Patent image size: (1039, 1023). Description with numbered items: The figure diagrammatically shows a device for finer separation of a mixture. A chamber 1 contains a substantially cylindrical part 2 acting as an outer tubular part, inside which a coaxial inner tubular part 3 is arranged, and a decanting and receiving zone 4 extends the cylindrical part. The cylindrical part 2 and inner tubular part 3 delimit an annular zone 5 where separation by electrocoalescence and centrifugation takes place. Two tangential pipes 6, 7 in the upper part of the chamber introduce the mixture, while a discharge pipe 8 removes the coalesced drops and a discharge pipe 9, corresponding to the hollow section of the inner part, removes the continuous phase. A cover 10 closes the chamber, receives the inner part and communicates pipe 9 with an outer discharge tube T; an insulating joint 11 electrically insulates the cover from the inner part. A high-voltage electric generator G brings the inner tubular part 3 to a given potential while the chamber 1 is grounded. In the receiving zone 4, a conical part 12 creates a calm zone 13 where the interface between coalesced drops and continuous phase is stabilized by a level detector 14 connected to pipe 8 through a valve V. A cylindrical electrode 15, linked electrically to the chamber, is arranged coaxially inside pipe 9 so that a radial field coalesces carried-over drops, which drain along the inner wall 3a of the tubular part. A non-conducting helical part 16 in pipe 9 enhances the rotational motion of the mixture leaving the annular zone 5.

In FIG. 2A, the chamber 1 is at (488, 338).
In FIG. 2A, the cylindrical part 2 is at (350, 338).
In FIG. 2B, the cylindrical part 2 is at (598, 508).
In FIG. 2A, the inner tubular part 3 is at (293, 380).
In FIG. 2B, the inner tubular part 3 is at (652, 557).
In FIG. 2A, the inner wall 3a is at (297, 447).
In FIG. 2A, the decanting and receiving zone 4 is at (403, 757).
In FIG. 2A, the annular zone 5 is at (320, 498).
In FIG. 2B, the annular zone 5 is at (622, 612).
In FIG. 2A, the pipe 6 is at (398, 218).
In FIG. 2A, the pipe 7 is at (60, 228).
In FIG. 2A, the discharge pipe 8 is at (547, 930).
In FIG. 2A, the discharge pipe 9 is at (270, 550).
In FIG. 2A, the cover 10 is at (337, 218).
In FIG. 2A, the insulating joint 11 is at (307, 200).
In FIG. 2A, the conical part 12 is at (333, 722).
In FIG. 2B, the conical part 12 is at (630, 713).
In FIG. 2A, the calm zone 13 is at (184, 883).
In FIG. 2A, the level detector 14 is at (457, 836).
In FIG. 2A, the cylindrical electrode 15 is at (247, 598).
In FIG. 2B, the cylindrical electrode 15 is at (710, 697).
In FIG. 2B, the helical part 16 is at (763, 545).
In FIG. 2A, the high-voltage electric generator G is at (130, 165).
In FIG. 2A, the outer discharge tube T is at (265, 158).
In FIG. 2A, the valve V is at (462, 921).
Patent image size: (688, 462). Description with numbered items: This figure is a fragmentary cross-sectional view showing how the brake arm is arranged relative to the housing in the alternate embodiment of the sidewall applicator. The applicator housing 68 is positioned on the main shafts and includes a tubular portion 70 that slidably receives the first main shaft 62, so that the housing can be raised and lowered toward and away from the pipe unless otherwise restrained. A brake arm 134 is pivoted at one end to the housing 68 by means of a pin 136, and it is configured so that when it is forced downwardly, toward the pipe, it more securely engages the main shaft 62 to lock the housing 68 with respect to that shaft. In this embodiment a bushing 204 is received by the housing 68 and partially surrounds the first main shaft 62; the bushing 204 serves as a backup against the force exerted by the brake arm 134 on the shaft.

JOB
Find each of the rows above that contains the word "bushing" and copy every such row in full. Case matters.

RESPONSE TO THIS EXERCISE
Patent image size: (688, 462). Description with numbered items: This figure is a fragmentary cross-sectional view showing how the brake arm is arranged relative to the housing in the alternate embodiment of the sidewall applicator. The applicator housing 68 is positioned on the main shafts and includes a tubular portion 70 that slidably receives the first main shaft 62, so that the housing can be raised and lowered toward and away from the pipe unless otherwise restrained. A brake arm 134 is pivoted at one end to the housing 68 by means of a pin 136, and it is configured so that when it is forced downwardly, toward the pipe, it more securely engages the main shaft 62 to lock the housing 68 with respect to that shaft. In this embodiment a bushing 204 is received by the housing 68 and partially surrounds the first main shaft 62; the bushing 204 serves as a backup against the force exerted by the brake arm 134 on the shaft.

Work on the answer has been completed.